## Task prompt
All the data should be repeated exactly. Any image in it is left out.

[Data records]
--------------------------------------------------
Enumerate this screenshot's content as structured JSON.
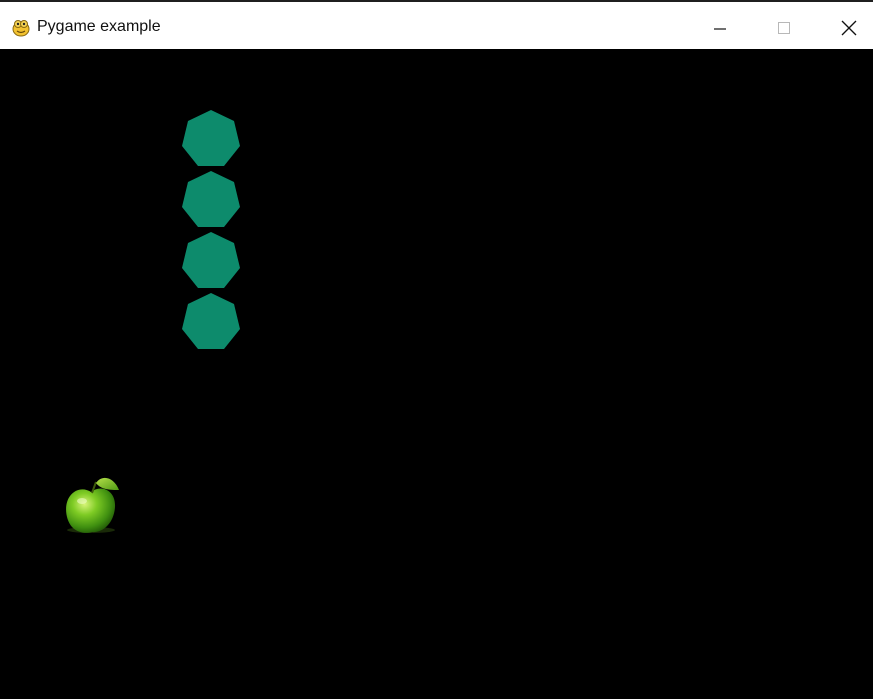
{
  "window": {
    "title": "Pygame example",
    "app_icon": "pygame-snake-icon",
    "controls": [
      "minimize-icon",
      "maximize-icon",
      "close-icon"
    ]
  },
  "game": {
    "background_color": "#000000",
    "snake": {
      "color": "#0d8b6c",
      "segment_shape": "heptagon",
      "segment_count": 4
    },
    "food": {
      "type": "green-apple",
      "color": "#5fbf1a"
    }
  }
}
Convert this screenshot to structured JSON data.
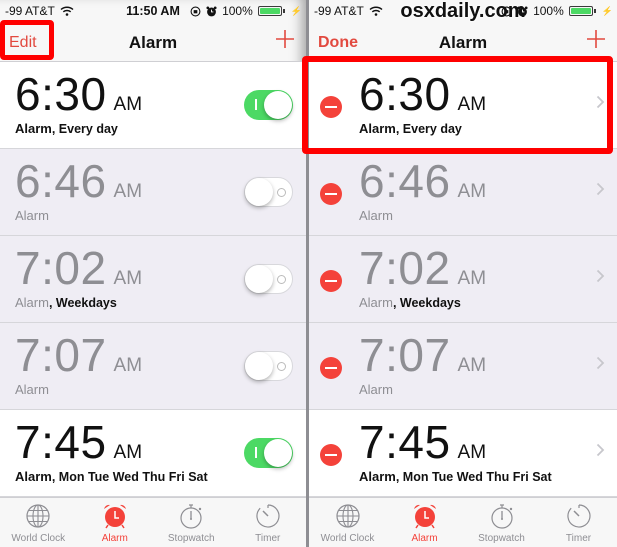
--------------------------------------------------
## Exercise answer
Enumerate this screenshot's content as structured JSON.
{
  "window": {
    "title": "Pygame example",
    "app_icon": "pygame-snake-icon",
    "controls": [
      "minimize-icon",
      "maximize-icon",
      "close-icon"
    ]
  },
  "game": {
    "background_color": "#000000",
    "snake": {
      "color": "#0d8b6c",
      "segment_shape": "heptagon",
      "segment_count": 4
    },
    "food": {
      "type": "green-apple",
      "color": "#5fbf1a"
    }
  }
}
Convert this screenshot to structured JSON data.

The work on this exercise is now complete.